— start of AVAILABLE DATA —

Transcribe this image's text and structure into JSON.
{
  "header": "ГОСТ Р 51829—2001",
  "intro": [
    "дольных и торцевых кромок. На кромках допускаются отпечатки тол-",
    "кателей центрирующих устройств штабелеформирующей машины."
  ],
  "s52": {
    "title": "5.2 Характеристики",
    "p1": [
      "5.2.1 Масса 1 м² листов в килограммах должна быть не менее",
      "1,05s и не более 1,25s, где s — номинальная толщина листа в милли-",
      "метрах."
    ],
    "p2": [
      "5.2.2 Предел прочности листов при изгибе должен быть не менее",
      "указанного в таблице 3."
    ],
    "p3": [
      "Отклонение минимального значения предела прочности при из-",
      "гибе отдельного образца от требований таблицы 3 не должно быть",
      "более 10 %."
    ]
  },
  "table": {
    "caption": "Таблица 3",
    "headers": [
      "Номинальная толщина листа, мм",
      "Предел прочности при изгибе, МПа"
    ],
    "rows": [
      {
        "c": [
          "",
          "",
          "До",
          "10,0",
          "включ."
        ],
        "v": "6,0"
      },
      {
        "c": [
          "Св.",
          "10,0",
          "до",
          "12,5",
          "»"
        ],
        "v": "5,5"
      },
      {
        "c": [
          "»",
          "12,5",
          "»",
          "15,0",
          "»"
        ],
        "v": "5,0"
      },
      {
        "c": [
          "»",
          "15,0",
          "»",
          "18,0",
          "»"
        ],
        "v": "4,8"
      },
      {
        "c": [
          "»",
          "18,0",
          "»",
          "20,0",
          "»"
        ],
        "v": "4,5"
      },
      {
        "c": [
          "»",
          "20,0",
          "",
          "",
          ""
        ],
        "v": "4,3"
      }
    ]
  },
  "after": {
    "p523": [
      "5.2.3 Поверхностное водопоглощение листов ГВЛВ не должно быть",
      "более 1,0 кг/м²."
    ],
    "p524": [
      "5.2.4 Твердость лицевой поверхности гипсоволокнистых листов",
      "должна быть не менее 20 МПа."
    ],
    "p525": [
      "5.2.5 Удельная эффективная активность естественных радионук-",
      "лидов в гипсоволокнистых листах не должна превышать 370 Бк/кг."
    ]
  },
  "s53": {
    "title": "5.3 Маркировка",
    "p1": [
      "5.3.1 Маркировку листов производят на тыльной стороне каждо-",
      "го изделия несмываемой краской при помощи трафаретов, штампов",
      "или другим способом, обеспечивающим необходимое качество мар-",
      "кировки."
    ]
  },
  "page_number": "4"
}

— end of AVAILABLE DATA —

Lines containing "должна" are to be counted. State the total and add nothing.

3